*TASK DATA*:
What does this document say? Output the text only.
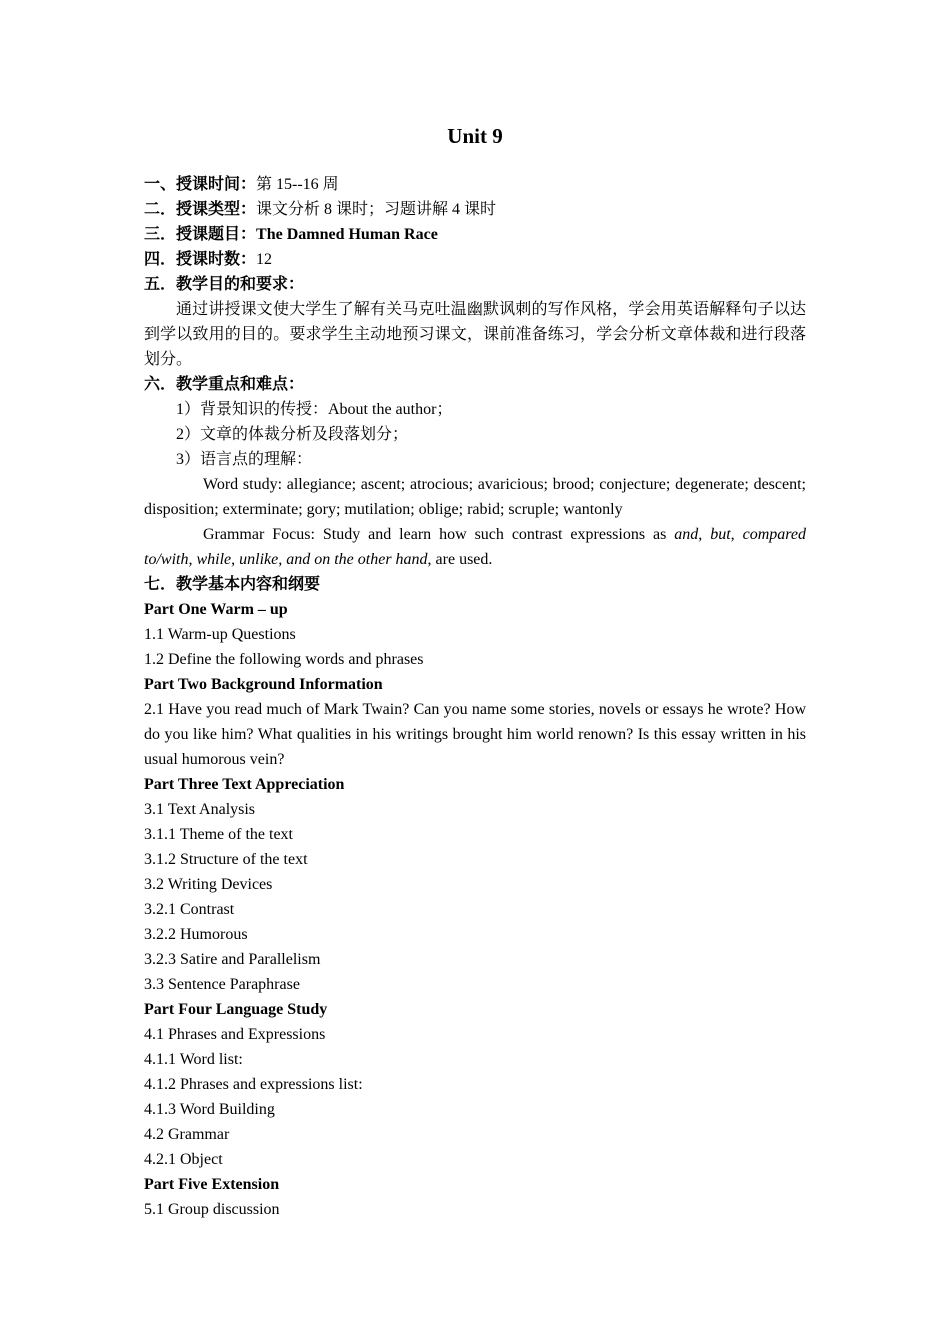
Unit 9
一、授课时间：第 15--16 周
二．授课类型：课文分析 8 课时；习题讲解 4 课时
三．授课题目：The Damned Human Race
四．授课时数：12
五．教学目的和要求：
通过讲授课文使大学生了解有关马克吐温幽默讽刺的写作风格，学会用英语解释句子以达到学以致用的目的。要求学生主动地预习课文，课前准备练习，学会分析文章体裁和进行段落划分。
六．教学重点和难点：
1）背景知识的传授：About the author；
2）文章的体裁分析及段落划分；
3）语言点的理解：
Word study: allegiance; ascent; atrocious; avaricious; brood; conjecture; degenerate; descent; disposition; exterminate; gory; mutilation; oblige; rabid; scruple; wantonly
Grammar Focus: Study and learn how such contrast expressions as and, but, compared to/with, while, unlike, and on the other hand, are used.
七．教学基本内容和纲要
Part One Warm – up
1.1 Warm-up Questions
1.2 Define the following words and phrases
Part Two Background Information
2.1 Have you read much of Mark Twain? Can you name some stories, novels or essays he wrote? How do you like him? What qualities in his writings brought him world renown? Is this essay written in his usual humorous vein?
Part Three Text Appreciation
3.1 Text Analysis
3.1.1 Theme of the text
3.1.2 Structure of the text
3.2 Writing Devices
3.2.1 Contrast
3.2.2 Humorous
3.2.3 Satire and Parallelism
3.3 Sentence Paraphrase
Part Four Language Study
4.1 Phrases and Expressions
4.1.1 Word list:
4.1.2 Phrases and expressions list:
4.1.3 Word Building
4.2 Grammar
4.2.1 Object
Part Five Extension
5.1 Group discussion
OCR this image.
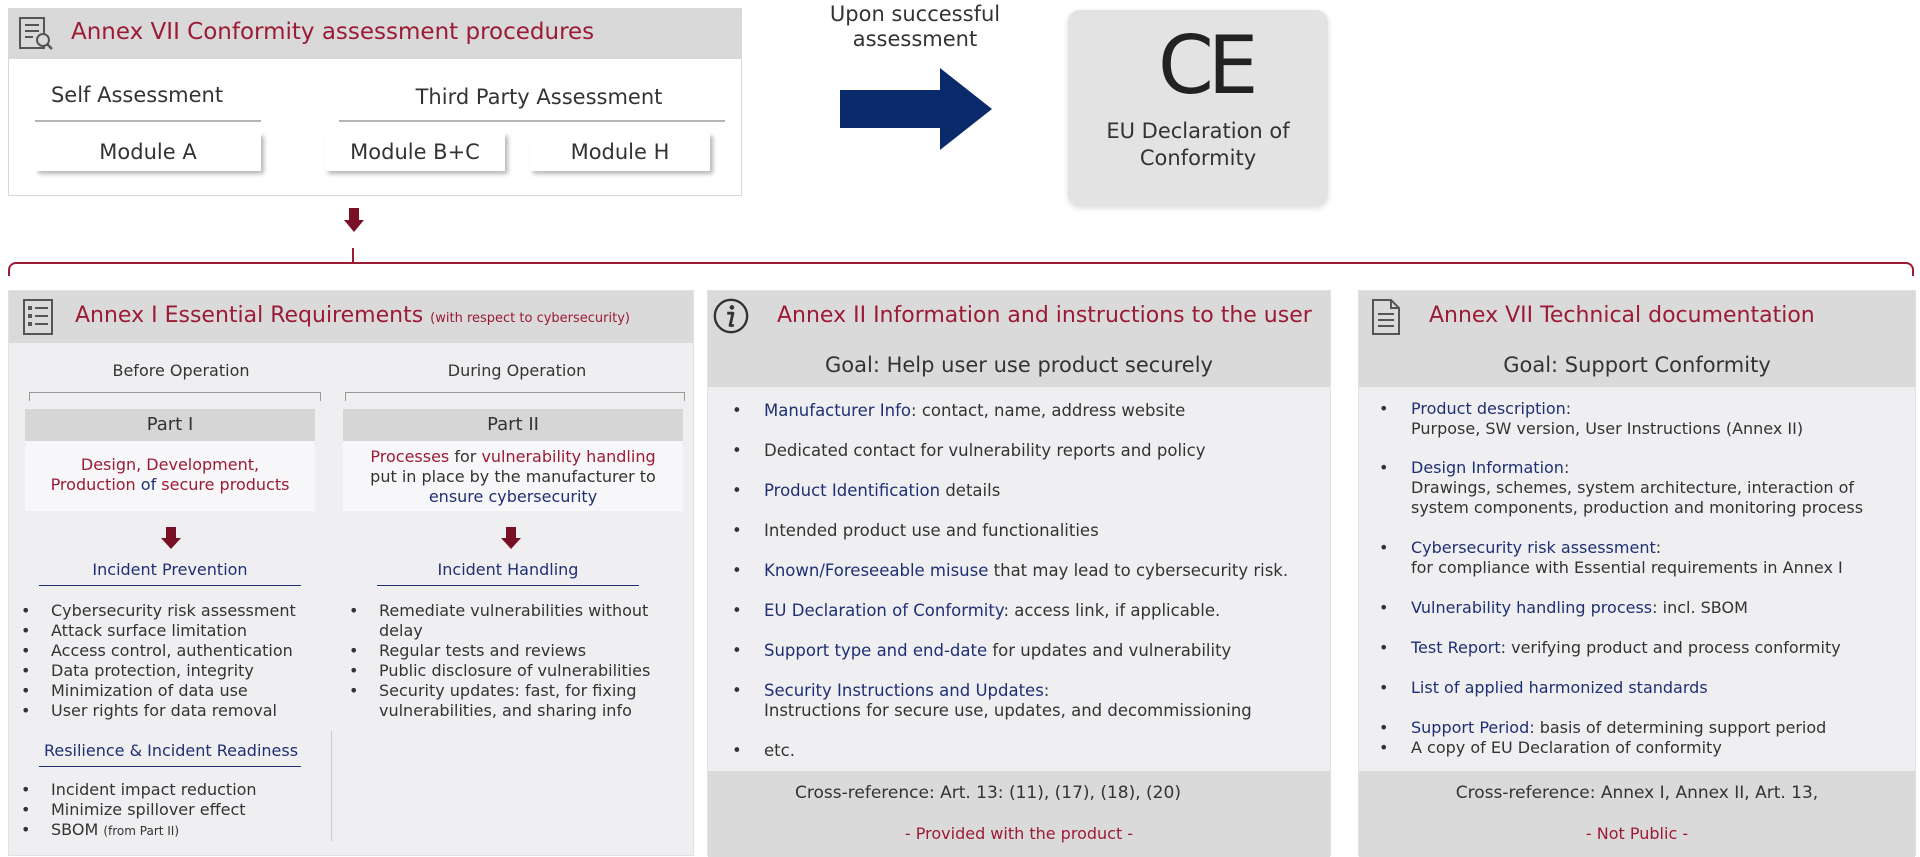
Annex VII Conformity assessment procedures
Self Assessment	Third Party Assessment
Module A	Module B+C	Module H
Upon successful
assessment	CE
EU Declaration of
Conformity
Annex I Essential Requirements (with respect to cybersecurity)
Before Operation	During Operation
Part I	Part II
Design, Development,
Production of secure products
Processes for vulnerability handling
put in place by the manufacturer to
ensure cybersecurity
Incident Prevention	Incident Handling
• Cybersecurity risk assessment
• Attack surface limitation
• Access control, authentication
• Data protection, integrity
• Minimization of data use
• User rights for data removal
• Remediate vulnerabilities without
delay
• Regular tests and reviews
• Public disclosure of vulnerabilities
• Security updates: fast, for fixing
vulnerabilities, and sharing info
Resilience & Incident Readiness
• Incident impact reduction
• Minimize spillover effect
• SBOM (from Part II)
Annex II Information and instructions to the user
Goal: Help user use product securely
• Manufacturer Info: contact, name, address website
• Dedicated contact for vulnerability reports and policy
• Product Identification details
• Intended product use and functionalities
• Known/Foreseeable misuse that may lead to cybersecurity risk.
• EU Declaration of Conformity: access link, if applicable.
• Support type and end-date for updates and vulnerability
• Security Instructions and Updates:
Instructions for secure use, updates, and decommissioning
• etc.
Cross-reference: Art. 13: (11), (17), (18), (20)
- Provided with the product -
Annex VII Technical documentation
Goal: Support Conformity
• Product description:
Purpose, SW version, User Instructions (Annex II)
• Design Information:
Drawings, schemes, system architecture, interaction of
system components, production and monitoring process
• Cybersecurity risk assessment:
for compliance with Essential requirements in Annex I
• Vulnerability handling process: incl. SBOM
• Test Report: verifying product and process conformity
• List of applied harmonized standards
• Support Period: basis of determining support period
• A copy of EU Declaration of conformity
Cross-reference: Annex I, Annex II, Art. 13,
- Not Public -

*TASK DIRECTIONS*: Make a word-for-word copy of the entries, without any pictures.

*TASK ANSWER*:
What does this document say? Output the text only.
Unit 9
一、授课时间：第 15--16 周
二．授课类型：课文分析 8 课时；习题讲解 4 课时
三．授课题目：The Damned Human Race
四．授课时数：12
五．教学目的和要求：
通过讲授课文使大学生了解有关马克吐温幽默讽刺的写作风格，学会用英语解释句子以达到学以致用的目的。要求学生主动地预习课文，课前准备练习，学会分析文章体裁和进行段落划分。
六．教学重点和难点：
1）背景知识的传授：About the author；
2）文章的体裁分析及段落划分；
3）语言点的理解：
Word study: allegiance; ascent; atrocious; avaricious; brood; conjecture; degenerate; descent; disposition; exterminate; gory; mutilation; oblige; rabid; scruple; wantonly
Grammar Focus: Study and learn how such contrast expressions as and, but, compared to/with, while, unlike, and on the other hand, are used.
七．教学基本内容和纲要
Part One Warm – up
1.1 Warm-up Questions
1.2 Define the following words and phrases
Part Two Background Information
2.1 Have you read much of Mark Twain? Can you name some stories, novels or essays he wrote? How do you like him? What qualities in his writings brought him world renown? Is this essay written in his usual humorous vein?
Part Three Text Appreciation
3.1 Text Analysis
3.1.1 Theme of the text
3.1.2 Structure of the text
3.2 Writing Devices
3.2.1 Contrast
3.2.2 Humorous
3.2.3 Satire and Parallelism
3.3 Sentence Paraphrase
Part Four Language Study
4.1 Phrases and Expressions
4.1.1 Word list:
4.1.2 Phrases and expressions list:
4.1.3 Word Building
4.2 Grammar
4.2.1 Object
Part Five Extension
5.1 Group discussion
OCR this image.
Annex VII Conformity assessment procedures
Self Assessment	Third Party Assessment
Module A	Module B+C	Module H
Upon successful
assessment	CE
EU Declaration of
Conformity
Annex I Essential Requirements (with respect to cybersecurity)
Before Operation	During Operation
Part I	Part II
Design, Development,
Production of secure products
Processes for vulnerability handling
put in place by the manufacturer to
ensure cybersecurity
Incident Prevention	Incident Handling
• Cybersecurity risk assessment
• Attack surface limitation
• Access control, authentication
• Data protection, integrity
• Minimization of data use
• User rights for data removal
• Remediate vulnerabilities without
delay
• Regular tests and reviews
• Public disclosure of vulnerabilities
• Security updates: fast, for fixing
vulnerabilities, and sharing info
Resilience & Incident Readiness
• Incident impact reduction
• Minimize spillover effect
• SBOM (from Part II)
Annex II Information and instructions to the user
Goal: Help user use product securely
• Manufacturer Info: contact, name, address website
• Dedicated contact for vulnerability reports and policy
• Product Identification details
• Intended product use and functionalities
• Known/Foreseeable misuse that may lead to cybersecurity risk.
• EU Declaration of Conformity: access link, if applicable.
• Support type and end-date for updates and vulnerability
• Security Instructions and Updates:
Instructions for secure use, updates, and decommissioning
• etc.
Cross-reference: Art. 13: (11), (17), (18), (20)
- Provided with the product -
Annex VII Technical documentation
Goal: Support Conformity
• Product description:
Purpose, SW version, User Instructions (Annex II)
• Design Information:
Drawings, schemes, system architecture, interaction of
system components, production and monitoring process
• Cybersecurity risk assessment:
for compliance with Essential requirements in Annex I
• Vulnerability handling process: incl. SBOM
• Test Report: verifying product and process conformity
• List of applied harmonized standards
• Support Period: basis of determining support period
• A copy of EU Declaration of conformity
Cross-reference: Annex I, Annex II, Art. 13,
- Not Public -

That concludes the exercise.